**Exercise aim**:
Extract each line from the entries below that has the string "average" in it.
┌──
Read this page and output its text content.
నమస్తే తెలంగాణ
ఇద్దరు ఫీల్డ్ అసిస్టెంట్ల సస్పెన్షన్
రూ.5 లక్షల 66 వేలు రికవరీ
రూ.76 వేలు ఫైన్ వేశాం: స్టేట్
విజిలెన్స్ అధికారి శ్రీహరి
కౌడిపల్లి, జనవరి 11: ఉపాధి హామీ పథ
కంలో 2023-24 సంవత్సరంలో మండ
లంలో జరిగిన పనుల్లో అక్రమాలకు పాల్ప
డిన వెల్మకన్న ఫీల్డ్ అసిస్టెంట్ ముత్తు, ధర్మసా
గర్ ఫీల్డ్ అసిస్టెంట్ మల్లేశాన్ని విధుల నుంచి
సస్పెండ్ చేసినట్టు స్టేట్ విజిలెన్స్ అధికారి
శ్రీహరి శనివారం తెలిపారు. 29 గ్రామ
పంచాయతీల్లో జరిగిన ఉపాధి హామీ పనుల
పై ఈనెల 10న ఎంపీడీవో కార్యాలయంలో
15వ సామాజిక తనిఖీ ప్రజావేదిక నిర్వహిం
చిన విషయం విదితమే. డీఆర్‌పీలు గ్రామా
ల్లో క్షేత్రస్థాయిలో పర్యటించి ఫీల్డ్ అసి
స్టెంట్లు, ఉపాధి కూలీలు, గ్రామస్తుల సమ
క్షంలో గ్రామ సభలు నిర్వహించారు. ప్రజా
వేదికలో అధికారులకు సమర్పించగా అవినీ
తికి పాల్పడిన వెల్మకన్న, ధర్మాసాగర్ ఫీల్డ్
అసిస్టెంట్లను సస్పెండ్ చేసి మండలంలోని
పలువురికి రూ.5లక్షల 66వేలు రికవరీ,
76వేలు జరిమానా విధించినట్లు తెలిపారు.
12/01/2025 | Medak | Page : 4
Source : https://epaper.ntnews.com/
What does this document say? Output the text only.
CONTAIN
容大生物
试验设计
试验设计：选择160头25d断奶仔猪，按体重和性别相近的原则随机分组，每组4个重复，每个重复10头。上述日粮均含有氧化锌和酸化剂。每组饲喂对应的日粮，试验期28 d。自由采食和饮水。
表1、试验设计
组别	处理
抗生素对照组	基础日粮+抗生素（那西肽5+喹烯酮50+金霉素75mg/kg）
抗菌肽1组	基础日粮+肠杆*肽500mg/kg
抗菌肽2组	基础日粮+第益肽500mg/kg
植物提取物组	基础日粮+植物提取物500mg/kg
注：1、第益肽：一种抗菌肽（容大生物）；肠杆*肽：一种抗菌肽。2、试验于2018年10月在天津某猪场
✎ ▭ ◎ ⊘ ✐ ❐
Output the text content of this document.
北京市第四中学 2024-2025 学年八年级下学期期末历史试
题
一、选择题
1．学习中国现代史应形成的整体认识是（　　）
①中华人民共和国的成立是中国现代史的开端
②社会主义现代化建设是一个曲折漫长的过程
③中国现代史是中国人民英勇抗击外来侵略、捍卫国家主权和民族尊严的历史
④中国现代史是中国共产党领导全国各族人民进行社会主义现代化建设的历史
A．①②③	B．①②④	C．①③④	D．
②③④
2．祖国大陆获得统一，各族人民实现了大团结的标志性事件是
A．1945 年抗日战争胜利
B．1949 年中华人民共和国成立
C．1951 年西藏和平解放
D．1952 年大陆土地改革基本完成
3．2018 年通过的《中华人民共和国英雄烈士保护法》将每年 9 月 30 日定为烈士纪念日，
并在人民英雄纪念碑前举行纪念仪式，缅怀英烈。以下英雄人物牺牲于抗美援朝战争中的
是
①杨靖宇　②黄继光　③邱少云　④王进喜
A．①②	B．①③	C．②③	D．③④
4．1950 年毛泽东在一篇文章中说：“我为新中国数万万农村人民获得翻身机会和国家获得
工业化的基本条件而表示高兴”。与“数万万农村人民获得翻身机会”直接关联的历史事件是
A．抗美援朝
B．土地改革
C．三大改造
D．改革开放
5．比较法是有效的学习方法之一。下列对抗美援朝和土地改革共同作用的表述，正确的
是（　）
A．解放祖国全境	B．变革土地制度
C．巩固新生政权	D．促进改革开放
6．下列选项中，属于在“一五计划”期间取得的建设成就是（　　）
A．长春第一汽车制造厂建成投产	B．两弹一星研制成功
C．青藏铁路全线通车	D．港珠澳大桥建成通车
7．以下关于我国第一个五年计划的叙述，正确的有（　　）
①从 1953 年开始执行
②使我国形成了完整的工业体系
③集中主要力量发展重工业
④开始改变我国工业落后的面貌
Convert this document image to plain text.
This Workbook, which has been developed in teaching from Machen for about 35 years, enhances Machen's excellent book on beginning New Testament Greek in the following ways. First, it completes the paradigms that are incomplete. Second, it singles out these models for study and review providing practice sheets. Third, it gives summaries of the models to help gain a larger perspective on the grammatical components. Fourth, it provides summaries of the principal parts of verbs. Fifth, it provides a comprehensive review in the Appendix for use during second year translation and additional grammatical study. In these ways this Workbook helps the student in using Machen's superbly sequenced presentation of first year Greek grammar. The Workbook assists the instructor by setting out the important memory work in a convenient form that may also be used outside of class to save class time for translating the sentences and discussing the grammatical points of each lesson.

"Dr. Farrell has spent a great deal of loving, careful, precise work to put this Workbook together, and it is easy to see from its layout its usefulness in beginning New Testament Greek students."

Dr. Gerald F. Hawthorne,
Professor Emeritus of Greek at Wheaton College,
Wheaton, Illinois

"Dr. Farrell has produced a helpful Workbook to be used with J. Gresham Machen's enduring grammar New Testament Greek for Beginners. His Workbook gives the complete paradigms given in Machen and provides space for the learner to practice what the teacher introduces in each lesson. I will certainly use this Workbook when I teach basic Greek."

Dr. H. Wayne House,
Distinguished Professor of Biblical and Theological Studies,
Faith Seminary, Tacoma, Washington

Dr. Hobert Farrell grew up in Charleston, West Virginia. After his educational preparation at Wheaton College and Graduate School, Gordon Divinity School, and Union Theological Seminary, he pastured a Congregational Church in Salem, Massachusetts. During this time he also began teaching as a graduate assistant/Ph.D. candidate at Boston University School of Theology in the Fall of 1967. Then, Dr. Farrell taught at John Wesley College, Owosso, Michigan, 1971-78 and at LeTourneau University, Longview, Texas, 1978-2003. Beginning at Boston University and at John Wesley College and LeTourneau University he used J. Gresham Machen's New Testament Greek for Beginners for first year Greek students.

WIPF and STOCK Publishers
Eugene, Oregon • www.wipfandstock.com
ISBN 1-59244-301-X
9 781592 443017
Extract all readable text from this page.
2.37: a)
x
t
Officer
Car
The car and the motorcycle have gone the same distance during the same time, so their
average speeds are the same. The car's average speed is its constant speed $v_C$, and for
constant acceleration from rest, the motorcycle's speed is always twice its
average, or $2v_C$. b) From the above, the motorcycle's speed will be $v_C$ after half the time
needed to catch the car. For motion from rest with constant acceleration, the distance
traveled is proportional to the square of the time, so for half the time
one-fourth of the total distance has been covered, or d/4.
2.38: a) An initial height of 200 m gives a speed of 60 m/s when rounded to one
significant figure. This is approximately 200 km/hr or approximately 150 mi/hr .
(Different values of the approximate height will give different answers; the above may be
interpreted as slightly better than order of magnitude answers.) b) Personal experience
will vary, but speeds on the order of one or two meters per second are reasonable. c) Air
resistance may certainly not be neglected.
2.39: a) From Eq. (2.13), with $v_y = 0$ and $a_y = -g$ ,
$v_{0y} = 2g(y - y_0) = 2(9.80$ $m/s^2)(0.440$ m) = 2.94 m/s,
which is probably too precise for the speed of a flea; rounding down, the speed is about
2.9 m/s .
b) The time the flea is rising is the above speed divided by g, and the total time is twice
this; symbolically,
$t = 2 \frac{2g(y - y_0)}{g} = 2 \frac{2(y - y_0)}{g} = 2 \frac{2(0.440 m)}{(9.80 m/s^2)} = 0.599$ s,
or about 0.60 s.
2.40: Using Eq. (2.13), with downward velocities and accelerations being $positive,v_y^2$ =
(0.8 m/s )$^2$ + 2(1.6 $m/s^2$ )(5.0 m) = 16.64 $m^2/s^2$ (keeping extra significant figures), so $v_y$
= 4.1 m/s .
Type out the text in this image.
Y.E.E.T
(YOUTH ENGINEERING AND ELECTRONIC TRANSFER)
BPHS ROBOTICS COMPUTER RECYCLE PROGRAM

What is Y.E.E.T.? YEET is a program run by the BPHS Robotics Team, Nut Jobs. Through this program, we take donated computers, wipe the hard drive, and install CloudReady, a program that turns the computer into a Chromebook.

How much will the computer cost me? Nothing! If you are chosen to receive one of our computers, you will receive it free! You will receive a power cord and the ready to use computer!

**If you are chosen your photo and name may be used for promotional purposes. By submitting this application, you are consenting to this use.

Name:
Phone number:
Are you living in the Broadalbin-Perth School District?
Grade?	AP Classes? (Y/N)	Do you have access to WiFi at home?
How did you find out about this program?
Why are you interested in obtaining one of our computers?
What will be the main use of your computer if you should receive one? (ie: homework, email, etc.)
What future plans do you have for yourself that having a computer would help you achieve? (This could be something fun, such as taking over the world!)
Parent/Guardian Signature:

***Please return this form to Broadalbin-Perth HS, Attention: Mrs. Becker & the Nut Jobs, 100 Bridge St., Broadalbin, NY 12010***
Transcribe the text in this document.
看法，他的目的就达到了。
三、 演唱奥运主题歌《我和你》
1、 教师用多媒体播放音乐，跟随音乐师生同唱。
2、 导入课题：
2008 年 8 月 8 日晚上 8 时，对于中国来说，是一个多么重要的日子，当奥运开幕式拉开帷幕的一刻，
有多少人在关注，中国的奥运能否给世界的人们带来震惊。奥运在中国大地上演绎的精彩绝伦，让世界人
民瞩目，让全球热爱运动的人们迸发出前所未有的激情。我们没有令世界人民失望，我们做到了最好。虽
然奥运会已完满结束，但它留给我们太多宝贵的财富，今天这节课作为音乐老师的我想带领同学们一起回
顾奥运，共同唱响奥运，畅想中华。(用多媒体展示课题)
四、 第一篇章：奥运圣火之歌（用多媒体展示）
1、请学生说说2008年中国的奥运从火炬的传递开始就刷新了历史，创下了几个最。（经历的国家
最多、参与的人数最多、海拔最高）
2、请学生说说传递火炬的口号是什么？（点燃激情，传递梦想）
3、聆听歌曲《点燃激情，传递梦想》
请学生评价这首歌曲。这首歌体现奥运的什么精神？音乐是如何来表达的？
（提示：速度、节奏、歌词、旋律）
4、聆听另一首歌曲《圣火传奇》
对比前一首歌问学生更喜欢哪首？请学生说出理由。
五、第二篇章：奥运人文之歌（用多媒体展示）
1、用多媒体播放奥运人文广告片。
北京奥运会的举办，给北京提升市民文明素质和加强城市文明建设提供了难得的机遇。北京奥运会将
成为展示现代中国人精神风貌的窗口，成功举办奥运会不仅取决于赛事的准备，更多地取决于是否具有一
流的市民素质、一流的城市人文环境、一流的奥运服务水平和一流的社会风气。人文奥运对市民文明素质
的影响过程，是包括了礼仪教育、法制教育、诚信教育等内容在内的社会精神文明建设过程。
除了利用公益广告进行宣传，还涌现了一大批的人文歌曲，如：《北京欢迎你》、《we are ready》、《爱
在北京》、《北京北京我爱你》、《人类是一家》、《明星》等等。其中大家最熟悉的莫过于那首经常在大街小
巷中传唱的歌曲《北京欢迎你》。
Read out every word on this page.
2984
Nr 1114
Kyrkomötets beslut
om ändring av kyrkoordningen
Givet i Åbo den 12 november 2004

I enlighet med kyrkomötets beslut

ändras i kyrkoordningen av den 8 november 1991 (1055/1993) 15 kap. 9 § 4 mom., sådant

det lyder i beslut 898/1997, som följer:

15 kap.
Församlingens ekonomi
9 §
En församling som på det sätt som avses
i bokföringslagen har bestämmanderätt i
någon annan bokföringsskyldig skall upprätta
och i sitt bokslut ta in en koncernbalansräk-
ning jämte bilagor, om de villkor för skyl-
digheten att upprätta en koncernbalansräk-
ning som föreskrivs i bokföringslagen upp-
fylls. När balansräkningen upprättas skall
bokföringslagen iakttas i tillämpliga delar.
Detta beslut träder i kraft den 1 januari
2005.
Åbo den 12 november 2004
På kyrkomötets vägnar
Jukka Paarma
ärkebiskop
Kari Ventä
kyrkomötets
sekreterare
└──
**Result**:
average speeds are the same. The car's average speed is its constant speed $v_C$, and for
average, or $2v_C$. b) From the above, the motorcycle's speed will be $v_C$ after half the time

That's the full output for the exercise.